**Written instruction**.
In the material below, the lines containing the word "Penyusunan" are required; copy each of them.

┄┄┄┄┄┄┄┄┄┄

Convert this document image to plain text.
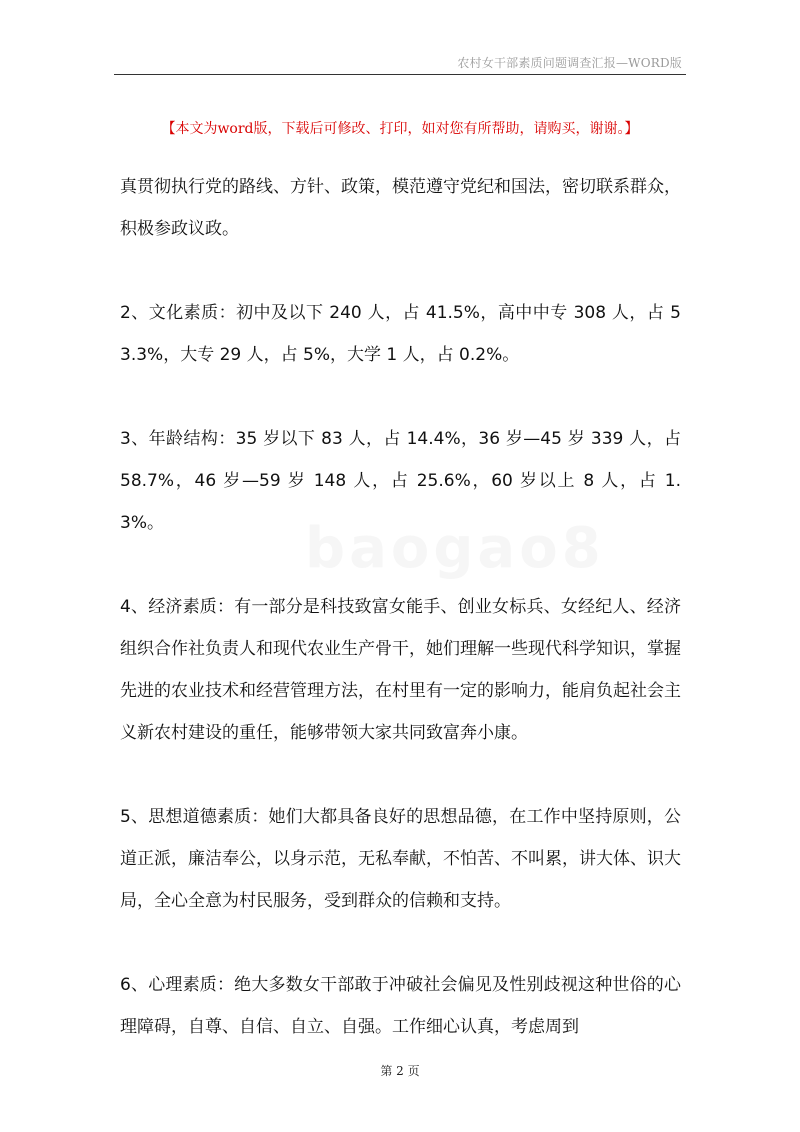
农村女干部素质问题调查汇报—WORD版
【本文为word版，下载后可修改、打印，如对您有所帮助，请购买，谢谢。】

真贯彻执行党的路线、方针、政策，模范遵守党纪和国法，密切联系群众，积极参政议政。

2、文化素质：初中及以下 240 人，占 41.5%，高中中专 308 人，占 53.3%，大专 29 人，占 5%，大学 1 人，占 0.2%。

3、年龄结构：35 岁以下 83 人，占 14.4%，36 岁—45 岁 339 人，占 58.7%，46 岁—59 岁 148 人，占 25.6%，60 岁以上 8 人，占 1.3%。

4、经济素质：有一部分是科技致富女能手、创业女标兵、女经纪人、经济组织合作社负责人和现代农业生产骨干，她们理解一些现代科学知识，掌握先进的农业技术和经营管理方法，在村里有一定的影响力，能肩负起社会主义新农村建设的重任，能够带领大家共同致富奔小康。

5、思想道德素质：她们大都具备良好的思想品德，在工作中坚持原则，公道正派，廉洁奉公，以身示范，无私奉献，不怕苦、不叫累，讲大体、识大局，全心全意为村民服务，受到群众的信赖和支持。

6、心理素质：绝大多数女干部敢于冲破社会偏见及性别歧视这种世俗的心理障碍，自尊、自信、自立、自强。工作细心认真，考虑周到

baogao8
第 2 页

┄┄┄┄┄┄┄┄┄┄

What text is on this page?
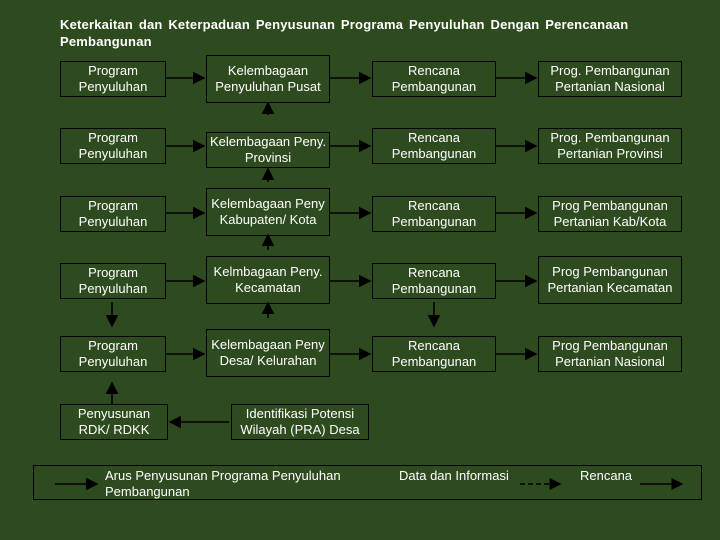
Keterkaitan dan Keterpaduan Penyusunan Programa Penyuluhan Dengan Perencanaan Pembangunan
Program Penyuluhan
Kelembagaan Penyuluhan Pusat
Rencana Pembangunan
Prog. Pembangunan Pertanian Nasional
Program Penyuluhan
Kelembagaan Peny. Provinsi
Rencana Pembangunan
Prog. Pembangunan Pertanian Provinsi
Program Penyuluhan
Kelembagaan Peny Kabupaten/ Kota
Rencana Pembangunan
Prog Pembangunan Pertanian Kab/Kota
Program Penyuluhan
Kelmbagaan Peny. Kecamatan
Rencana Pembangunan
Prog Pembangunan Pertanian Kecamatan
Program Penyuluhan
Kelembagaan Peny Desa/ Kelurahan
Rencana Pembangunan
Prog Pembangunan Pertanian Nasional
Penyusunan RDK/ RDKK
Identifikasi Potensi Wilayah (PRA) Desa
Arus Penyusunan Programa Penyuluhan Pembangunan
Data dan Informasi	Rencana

┄┄┄┄┄┄┄┄┄┄

**Result of this task**.
Keterkaitan dan Keterpaduan Penyusunan Programa Penyuluhan Dengan Perencanaan Pembangunan
Penyusunan RDK/ RDKK
Arus Penyusunan Programa Penyuluhan Pembangunan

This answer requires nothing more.